To be done ->
Identify all lines of the data containing the string "tervből" and copy them.

— BEGIN Task data —

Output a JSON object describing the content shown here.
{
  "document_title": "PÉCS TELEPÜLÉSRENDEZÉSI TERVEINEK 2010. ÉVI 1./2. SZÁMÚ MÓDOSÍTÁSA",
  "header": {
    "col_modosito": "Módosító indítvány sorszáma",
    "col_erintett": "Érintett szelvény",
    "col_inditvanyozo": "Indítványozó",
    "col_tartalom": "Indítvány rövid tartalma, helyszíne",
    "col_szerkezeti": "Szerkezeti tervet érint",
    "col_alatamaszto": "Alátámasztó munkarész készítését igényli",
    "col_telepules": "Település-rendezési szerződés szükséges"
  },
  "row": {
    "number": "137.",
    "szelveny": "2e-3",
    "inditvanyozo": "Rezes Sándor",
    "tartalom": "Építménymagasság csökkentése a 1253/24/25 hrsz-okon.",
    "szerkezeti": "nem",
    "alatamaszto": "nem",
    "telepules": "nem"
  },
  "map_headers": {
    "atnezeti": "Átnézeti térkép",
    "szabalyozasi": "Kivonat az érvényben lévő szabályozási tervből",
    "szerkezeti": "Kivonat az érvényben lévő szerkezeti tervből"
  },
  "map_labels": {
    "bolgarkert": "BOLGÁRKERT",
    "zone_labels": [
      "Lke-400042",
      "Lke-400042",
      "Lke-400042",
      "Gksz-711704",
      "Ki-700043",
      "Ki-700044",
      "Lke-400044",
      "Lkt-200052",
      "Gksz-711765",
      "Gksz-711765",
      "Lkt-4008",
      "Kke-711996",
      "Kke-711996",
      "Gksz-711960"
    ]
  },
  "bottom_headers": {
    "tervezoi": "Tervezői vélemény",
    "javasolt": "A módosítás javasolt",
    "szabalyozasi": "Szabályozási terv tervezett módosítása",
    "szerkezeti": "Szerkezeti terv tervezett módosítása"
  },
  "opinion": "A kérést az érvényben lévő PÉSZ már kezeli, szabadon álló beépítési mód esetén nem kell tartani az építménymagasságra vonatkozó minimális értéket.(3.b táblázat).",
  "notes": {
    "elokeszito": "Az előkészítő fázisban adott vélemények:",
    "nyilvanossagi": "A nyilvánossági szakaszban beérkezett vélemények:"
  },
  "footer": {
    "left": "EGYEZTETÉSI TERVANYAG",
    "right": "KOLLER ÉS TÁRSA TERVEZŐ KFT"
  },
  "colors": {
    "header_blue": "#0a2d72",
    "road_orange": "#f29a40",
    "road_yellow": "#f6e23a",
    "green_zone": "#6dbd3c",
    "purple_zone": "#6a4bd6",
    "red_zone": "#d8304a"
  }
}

— END Task data —

Output below ->
    "szabalyozasi": "Kivonat az érvényben lévő szabályozási tervből",
    "szerkezeti": "Kivonat az érvényben lévő szerkezeti tervből"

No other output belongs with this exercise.